##### Dataset content #####

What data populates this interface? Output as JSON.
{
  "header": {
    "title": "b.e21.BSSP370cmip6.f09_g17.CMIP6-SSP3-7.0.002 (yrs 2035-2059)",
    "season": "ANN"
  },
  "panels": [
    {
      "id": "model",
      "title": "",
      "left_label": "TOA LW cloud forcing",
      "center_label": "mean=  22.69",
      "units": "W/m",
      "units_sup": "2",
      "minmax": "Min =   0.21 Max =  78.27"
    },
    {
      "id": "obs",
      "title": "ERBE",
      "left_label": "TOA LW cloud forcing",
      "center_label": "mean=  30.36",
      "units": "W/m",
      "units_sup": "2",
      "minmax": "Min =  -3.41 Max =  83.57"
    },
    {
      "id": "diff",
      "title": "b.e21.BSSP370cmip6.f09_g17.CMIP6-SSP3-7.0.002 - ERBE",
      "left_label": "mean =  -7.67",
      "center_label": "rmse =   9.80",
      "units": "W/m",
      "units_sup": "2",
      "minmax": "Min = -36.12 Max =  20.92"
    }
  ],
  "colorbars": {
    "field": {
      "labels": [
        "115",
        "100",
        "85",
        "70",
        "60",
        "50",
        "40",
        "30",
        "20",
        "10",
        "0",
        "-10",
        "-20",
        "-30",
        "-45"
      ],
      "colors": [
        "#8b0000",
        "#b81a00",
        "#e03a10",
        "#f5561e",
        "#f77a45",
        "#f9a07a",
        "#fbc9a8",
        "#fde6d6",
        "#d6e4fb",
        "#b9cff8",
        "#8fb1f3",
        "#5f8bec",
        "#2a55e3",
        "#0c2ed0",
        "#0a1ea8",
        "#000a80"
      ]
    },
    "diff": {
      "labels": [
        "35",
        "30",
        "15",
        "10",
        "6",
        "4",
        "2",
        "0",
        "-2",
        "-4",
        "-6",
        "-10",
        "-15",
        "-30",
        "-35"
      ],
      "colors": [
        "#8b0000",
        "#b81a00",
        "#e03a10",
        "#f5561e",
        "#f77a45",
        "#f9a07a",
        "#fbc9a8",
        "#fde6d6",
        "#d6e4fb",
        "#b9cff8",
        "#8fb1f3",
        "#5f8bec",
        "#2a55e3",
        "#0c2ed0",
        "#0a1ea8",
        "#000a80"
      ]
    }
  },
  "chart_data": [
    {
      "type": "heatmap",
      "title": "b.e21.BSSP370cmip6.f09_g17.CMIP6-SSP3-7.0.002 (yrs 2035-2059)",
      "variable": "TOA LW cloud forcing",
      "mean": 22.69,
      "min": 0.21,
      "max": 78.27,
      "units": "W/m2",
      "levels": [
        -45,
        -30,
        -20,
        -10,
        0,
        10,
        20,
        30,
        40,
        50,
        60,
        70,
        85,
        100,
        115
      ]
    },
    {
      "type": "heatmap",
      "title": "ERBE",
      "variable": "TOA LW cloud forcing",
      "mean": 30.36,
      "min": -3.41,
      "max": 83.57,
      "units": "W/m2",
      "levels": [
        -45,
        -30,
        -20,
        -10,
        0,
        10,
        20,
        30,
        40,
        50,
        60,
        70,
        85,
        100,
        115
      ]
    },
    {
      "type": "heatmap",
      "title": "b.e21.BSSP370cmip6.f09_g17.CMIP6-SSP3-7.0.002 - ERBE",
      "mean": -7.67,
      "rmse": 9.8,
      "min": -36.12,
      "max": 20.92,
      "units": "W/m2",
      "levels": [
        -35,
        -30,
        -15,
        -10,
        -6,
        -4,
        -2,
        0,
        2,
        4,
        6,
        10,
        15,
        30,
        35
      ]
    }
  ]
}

#####

Objective: Show each line of the listing that holds the string "title".

Response to the exercise:
    "title": "b.e21.BSSP370cmip6.f09_g17.CMIP6-SSP3-7.0.002 (yrs 2035-2059)",
      "title": "",
      "title": "ERBE",
      "title": "b.e21.BSSP370cmip6.f09_g17.CMIP6-SSP3-7.0.002 - ERBE",
      "title": "b.e21.BSSP370cmip6.f09_g17.CMIP6-SSP3-7.0.002 (yrs 2035-2059)",
      "title": "ERBE",
      "title": "b.e21.BSSP370cmip6.f09_g17.CMIP6-SSP3-7.0.002 - ERBE",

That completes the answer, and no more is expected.